== Information provided ==
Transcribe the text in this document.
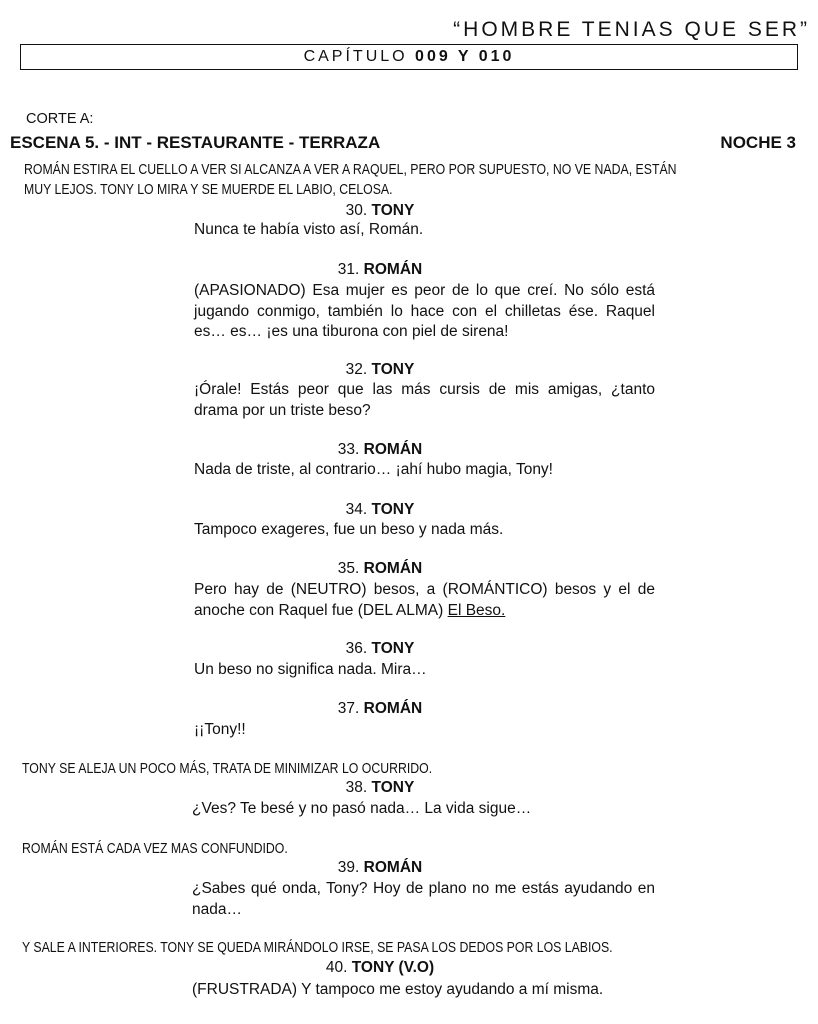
“HOMBRE TENIAS QUE SER”
CAPÍTULO 009 Y 010
CORTE A:
ESCENA 5. - INT - RESTAURANTE - TERRAZA	NOCHE 3
ROMÁN ESTIRA EL CUELLO A VER SI ALCANZA A VER A RAQUEL, PERO POR SUPUESTO, NO VE NADA, ESTÁN
MUY LEJOS. TONY LO MIRA Y SE MUERDE EL LABIO, CELOSA.
30. TONY
Nunca te había visto así, Román.
31. ROMÁN
(APASIONADO) Esa mujer es peor de lo que creí. No sólo está jugando conmigo, también lo hace con el chilletas ése. Raquel es… es… ¡es una tiburona con piel de sirena!
32. TONY
¡Órale! Estás peor que las más cursis de mis amigas, ¿tanto drama por un triste beso?
33. ROMÁN
Nada de triste, al contrario… ¡ahí hubo magia, Tony!
34. TONY
Tampoco exageres, fue un beso y nada más.
35. ROMÁN
Pero hay de (NEUTRO) besos, a (ROMÁNTICO) besos y el de anoche con Raquel fue (DEL ALMA) El Beso.
36. TONY
Un beso no significa nada. Mira…
37. ROMÁN
¡¡Tony!!
TONY SE ALEJA UN POCO MÁS, TRATA DE MINIMIZAR LO OCURRIDO.
38. TONY
¿Ves? Te besé y no pasó nada… La vida sigue…
ROMÁN ESTÁ CADA VEZ MAS CONFUNDIDO.
39. ROMÁN
¿Sabes qué onda, Tony? Hoy de plano no me estás ayudando en nada…
Y SALE A INTERIORES. TONY SE QUEDA MIRÁNDOLO IRSE, SE PASA LOS DEDOS POR LOS LABIOS.
40. TONY (V.O)
(FRUSTRADA) Y tampoco me estoy ayudando a mí misma.
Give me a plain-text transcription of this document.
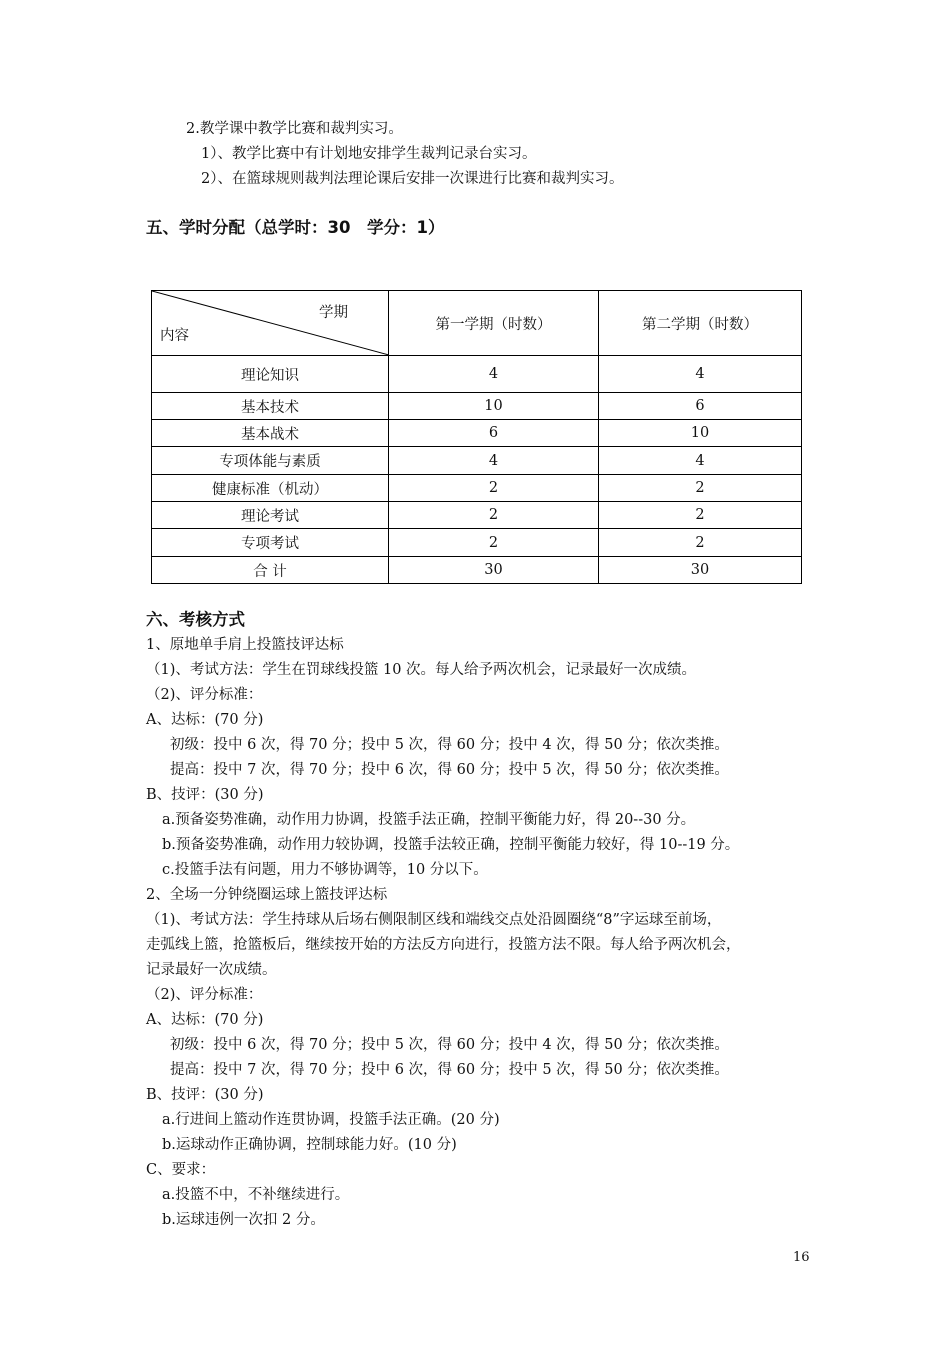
2.教学课中教学比赛和裁判实习。
1）、教学比赛中有计划地安排学生裁判记录台实习。
2）、在篮球规则裁判法理论课后安排一次课进行比赛和裁判实习。
五、学时分配（总学时：30　学分：1）
学期
内容	第一学期（时数）	第二学期（时数）
理论知识	4	4
基本技术	10	6
基本战术	6	10
专项体能与素质	4	4
健康标准（机动）	2	2
理论考试	2	2
专项考试	2	2
合 计	30	30
六、考核方式
1、原地单手肩上投篮技评达标
（1)、考试方法：学生在罚球线投篮 10 次。每人给予两次机会，记录最好一次成绩。
（2)、评分标准：
A、达标：(70 分)
初级：投中 6 次，得 70 分；投中 5 次，得 60 分；投中 4 次，得 50 分；依次类推。
提高：投中 7 次，得 70 分；投中 6 次，得 60 分；投中 5 次，得 50 分；依次类推。
B、技评：(30 分)
a.预备姿势准确，动作用力协调，投篮手法正确，控制平衡能力好，得 20--30 分。
b.预备姿势准确，动作用力较协调，投篮手法较正确，控制平衡能力较好，得 10--19 分。
c.投篮手法有问题，用力不够协调等，10 分以下。
2、全场一分钟绕圈运球上篮技评达标
（1)、考试方法：学生持球从后场右侧限制区线和端线交点处沿圆圈绕“8”字运球至前场，
走弧线上篮，抢篮板后，继续按开始的方法反方向进行，投篮方法不限。每人给予两次机会，
记录最好一次成绩。
（2)、评分标准：
A、达标：(70 分)
初级：投中 6 次，得 70 分；投中 5 次，得 60 分；投中 4 次，得 50 分；依次类推。
提高：投中 7 次，得 70 分；投中 6 次，得 60 分；投中 5 次，得 50 分；依次类推。
B、技评：(30 分)
a.行进间上篮动作连贯协调，投篮手法正确。(20 分)
b.运球动作正确协调，控制球能力好。(10 分)
C、要求：
a.投篮不中，不补继续进行。
b.运球违例一次扣 2 分。
16
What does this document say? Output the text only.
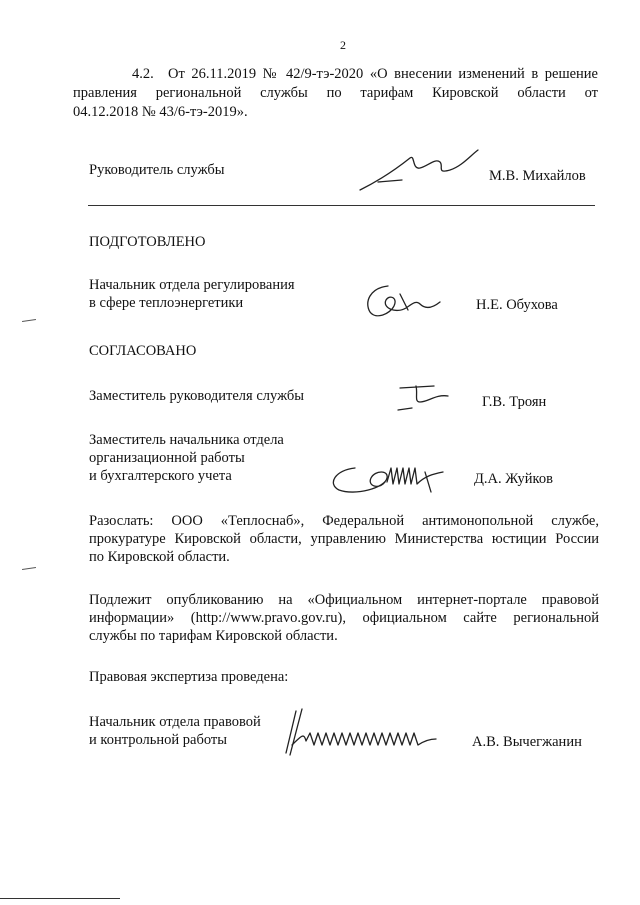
2
4.2. От 26.11.2019 № 42/9-тэ-2020 «О внесении изменений в решение
правления региональной службы по тарифам Кировской области от
04.12.2018 № 43/6-тэ-2019».
Руководитель службы	М.В. Михайлов
ПОДГОТОВЛЕНО
Начальник отдела регулирования
в сфере теплоэнергетики	Н.Е. Обухова
СОГЛАСОВАНО
Заместитель руководителя службы	Г.В. Троян
Заместитель начальника отдела
организационной работы
и бухгалтерского учета	Д.А. Жуйков
Разослать: ООО «Теплоснаб», Федеральной антимонопольной службе,
прокуратуре Кировской области, управлению Министерства юстиции России
по Кировской области.
Подлежит опубликованию на «Официальном интернет-портале правовой
информации» (http://www.pravo.gov.ru), официальном сайте региональной
службы по тарифам Кировской области.
Правовая экспертиза проведена:
Начальник отдела правовой
и контрольной работы	А.В. Вычегжанин
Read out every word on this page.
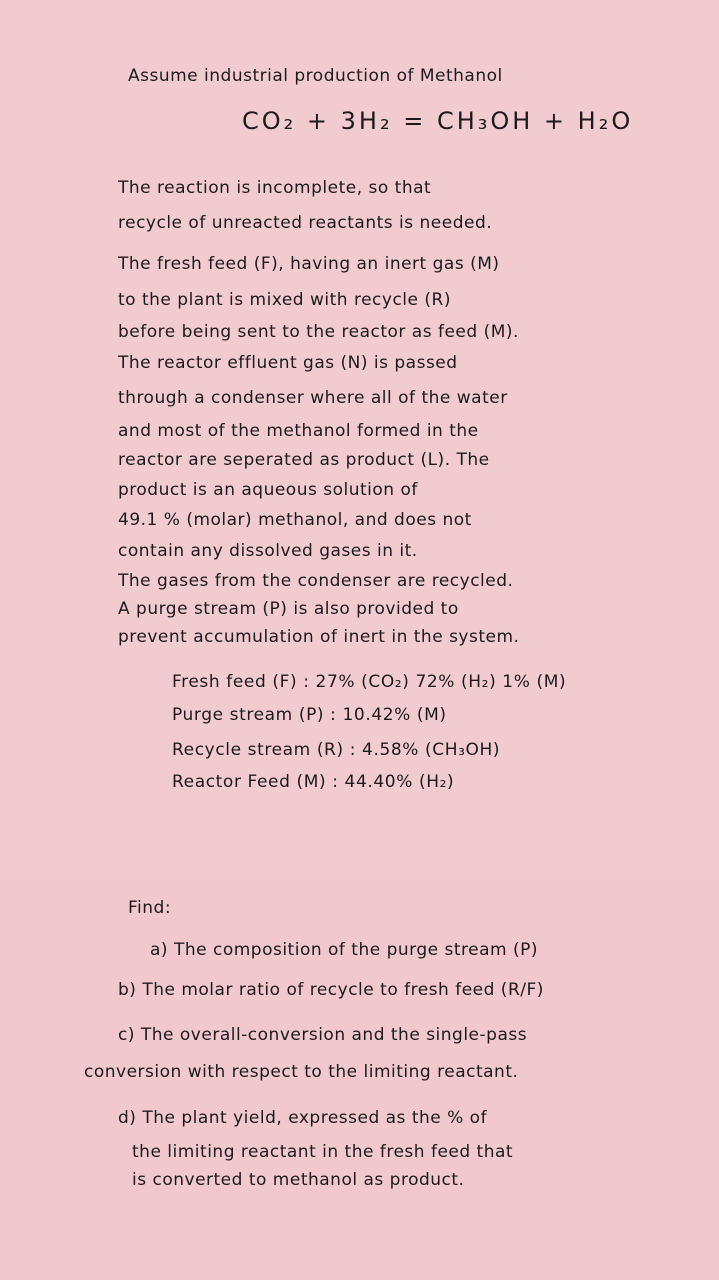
Assume industrial production of Methanol
CO₂ + 3H₂ = CH₃OH + H₂O
The reaction is incomplete, so that
recycle of unreacted reactants is needed.
The fresh feed (F), having an inert gas (M)
to the plant is mixed with recycle (R)
before being sent to the reactor as feed (M).
The reactor effluent gas (N) is passed
through a condenser where all of the water
and most of the methanol formed in the
reactor are seperated as product (L). The
product is an aqueous solution of
49.1 % (molar) methanol, and does not
contain any dissolved gases in it.
The gases from the condenser are recycled.
A purge stream (P) is also provided to
prevent accumulation of inert in the system.
Fresh feed (F) : 27% (CO₂) 72% (H₂) 1% (M)
Purge stream (P) : 10.42% (M)
Recycle stream (R) : 4.58% (CH₃OH)
Reactor Feed (M) : 44.40% (H₂)
Find:
a) The composition of the purge stream (P)
b) The molar ratio of recycle to fresh feed (R/F)
c) The overall-conversion and the single-pass
conversion with respect to the limiting reactant.
d) The plant yield, expressed as the % of
the limiting reactant in the fresh feed that
is converted to methanol as product.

== What needs to be done ==
Using the records above, find and show each line with the string "每人给予两次机会".

== Answer to the task ==
（1)、考试方法：学生在罚球线投篮 10 次。每人给予两次机会，记录最好一次成绩。
走弧线上篮，抢篮板后，继续按开始的方法反方向进行，投篮方法不限。每人给予两次机会，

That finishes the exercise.